- GIVEN PROBLEM
Check each line below for "JSON" and report how many have it, nothing else.

# Start of DATA FOR THE TASK

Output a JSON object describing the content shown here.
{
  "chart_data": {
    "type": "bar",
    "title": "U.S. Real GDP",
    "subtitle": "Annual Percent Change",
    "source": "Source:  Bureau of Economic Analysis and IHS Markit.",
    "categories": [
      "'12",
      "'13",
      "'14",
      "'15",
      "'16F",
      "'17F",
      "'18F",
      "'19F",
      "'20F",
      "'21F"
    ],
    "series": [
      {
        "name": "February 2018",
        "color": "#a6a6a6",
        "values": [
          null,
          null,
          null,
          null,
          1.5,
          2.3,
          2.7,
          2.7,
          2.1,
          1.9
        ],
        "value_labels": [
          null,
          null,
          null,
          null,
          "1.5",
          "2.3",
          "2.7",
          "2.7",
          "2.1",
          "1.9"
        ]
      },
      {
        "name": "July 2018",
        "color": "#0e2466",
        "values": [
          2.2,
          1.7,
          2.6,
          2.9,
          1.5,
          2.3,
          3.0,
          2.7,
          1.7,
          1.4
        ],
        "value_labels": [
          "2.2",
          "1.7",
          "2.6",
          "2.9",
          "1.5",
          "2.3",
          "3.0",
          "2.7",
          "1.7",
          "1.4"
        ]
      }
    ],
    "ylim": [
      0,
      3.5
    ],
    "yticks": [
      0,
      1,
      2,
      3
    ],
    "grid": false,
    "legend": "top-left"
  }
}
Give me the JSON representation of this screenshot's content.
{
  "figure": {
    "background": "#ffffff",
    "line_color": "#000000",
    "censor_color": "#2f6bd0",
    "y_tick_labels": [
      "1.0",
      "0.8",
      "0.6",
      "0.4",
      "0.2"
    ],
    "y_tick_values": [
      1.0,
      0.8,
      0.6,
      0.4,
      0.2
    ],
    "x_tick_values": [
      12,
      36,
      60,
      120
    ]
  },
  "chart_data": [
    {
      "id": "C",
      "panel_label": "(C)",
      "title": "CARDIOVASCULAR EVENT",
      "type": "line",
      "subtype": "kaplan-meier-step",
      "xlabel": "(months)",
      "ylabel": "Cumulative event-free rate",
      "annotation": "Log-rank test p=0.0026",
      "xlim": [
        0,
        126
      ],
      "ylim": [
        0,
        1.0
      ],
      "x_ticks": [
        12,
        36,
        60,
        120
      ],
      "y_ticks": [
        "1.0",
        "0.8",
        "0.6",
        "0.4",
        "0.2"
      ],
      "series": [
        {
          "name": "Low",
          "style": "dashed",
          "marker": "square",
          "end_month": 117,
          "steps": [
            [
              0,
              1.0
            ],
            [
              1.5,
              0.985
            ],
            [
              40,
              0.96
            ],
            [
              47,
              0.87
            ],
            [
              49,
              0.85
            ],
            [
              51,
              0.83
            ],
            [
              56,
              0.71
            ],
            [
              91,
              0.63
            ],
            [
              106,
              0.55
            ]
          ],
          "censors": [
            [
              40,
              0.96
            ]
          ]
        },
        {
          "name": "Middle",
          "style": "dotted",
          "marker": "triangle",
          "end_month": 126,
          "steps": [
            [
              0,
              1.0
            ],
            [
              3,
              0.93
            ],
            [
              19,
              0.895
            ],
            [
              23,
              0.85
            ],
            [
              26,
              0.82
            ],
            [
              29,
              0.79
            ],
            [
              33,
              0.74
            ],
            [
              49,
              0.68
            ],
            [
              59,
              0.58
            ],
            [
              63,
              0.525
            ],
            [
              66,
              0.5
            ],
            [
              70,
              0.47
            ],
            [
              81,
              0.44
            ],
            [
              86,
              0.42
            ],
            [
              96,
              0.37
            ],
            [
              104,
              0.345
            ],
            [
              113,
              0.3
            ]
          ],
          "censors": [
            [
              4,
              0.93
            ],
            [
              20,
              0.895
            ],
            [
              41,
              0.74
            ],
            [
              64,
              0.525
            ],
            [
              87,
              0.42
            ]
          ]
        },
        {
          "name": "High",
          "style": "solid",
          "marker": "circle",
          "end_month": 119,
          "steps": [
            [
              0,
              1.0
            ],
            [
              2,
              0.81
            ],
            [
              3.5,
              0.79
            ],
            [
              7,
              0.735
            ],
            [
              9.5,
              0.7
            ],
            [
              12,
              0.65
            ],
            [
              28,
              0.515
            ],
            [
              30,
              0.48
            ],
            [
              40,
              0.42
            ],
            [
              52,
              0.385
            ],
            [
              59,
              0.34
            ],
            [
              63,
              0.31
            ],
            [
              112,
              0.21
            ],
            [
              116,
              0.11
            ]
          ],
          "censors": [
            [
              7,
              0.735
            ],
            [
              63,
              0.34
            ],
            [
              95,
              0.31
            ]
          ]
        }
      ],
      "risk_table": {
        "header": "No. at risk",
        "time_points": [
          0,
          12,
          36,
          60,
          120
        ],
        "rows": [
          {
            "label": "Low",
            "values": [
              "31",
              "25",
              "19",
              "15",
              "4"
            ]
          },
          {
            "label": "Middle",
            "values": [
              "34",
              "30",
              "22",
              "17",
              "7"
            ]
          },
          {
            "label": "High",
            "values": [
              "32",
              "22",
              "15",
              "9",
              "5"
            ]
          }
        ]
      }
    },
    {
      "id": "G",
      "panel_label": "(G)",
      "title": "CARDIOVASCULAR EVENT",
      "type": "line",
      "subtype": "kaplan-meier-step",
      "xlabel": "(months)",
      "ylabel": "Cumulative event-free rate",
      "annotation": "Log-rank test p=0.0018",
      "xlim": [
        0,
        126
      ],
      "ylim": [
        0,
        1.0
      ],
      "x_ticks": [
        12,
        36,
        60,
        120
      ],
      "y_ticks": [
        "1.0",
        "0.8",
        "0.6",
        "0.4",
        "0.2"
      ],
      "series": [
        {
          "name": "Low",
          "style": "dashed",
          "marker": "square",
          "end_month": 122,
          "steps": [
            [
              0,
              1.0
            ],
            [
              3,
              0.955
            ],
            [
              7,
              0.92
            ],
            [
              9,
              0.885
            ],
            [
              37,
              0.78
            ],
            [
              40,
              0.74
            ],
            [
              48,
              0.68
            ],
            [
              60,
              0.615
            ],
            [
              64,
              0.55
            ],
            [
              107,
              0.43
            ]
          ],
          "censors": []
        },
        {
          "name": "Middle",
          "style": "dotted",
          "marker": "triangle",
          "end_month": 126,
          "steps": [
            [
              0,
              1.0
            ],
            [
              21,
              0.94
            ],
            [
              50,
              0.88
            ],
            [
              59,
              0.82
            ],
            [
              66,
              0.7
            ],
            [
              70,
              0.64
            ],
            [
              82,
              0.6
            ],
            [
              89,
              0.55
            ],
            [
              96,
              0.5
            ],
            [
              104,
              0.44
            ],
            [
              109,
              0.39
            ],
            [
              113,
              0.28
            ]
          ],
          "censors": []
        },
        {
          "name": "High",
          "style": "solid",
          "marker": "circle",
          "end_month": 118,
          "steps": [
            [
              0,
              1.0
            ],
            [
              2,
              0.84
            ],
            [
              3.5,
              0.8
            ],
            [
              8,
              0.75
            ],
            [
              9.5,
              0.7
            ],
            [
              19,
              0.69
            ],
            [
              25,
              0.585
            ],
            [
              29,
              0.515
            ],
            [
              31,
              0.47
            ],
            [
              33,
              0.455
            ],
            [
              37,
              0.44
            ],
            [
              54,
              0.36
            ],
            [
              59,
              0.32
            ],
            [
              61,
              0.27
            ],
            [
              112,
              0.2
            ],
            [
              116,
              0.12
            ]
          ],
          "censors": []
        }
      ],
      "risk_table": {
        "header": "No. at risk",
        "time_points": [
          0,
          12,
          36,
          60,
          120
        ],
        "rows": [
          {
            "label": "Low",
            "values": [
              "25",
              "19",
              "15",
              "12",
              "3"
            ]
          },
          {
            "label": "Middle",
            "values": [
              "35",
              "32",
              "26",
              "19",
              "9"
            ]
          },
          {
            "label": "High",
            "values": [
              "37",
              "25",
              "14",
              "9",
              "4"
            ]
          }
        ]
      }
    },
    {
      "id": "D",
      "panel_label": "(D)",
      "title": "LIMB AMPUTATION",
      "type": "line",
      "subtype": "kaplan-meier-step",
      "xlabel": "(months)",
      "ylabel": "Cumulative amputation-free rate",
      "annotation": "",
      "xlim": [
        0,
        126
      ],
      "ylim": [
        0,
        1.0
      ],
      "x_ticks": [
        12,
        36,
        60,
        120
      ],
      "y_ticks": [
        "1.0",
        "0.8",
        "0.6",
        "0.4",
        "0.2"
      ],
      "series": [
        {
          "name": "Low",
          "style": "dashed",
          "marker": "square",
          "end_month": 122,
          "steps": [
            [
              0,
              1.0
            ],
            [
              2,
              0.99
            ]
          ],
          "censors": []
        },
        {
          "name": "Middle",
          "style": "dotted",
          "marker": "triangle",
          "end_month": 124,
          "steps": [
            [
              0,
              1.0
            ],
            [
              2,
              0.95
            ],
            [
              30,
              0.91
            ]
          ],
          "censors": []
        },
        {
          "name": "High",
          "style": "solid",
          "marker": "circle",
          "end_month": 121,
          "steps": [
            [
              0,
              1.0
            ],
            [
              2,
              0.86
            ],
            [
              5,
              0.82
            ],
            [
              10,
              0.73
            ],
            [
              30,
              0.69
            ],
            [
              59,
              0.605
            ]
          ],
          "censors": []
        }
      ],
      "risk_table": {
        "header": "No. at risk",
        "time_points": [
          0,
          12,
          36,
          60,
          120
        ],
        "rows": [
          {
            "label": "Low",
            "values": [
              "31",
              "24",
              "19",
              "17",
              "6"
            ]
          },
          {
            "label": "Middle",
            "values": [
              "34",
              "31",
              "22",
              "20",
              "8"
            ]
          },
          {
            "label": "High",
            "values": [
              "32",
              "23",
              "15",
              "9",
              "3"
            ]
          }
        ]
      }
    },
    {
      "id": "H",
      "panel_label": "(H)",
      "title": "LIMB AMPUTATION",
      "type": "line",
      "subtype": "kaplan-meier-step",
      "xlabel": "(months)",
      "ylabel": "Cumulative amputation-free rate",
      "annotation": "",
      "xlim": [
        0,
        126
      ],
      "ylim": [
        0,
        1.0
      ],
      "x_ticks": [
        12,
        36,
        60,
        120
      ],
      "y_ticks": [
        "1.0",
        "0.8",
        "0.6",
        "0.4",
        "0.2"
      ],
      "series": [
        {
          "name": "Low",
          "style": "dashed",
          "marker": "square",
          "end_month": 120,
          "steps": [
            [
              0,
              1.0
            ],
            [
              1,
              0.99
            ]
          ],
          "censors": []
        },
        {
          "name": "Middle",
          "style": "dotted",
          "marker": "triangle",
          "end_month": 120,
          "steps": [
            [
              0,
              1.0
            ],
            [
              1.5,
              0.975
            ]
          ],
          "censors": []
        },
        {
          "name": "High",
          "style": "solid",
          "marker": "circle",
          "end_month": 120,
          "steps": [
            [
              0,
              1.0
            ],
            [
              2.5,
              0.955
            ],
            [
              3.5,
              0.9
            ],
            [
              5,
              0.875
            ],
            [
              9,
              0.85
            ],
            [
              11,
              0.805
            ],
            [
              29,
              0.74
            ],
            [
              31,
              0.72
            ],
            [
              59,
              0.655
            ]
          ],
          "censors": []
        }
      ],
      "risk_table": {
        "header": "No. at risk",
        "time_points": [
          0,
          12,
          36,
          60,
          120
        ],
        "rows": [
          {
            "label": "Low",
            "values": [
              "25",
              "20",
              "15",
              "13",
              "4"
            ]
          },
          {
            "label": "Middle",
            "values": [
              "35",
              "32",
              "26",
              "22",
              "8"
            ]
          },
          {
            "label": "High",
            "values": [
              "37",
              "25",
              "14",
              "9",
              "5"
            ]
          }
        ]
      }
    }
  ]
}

# End of DATA FOR THE TASK

- IN RESPONSE
2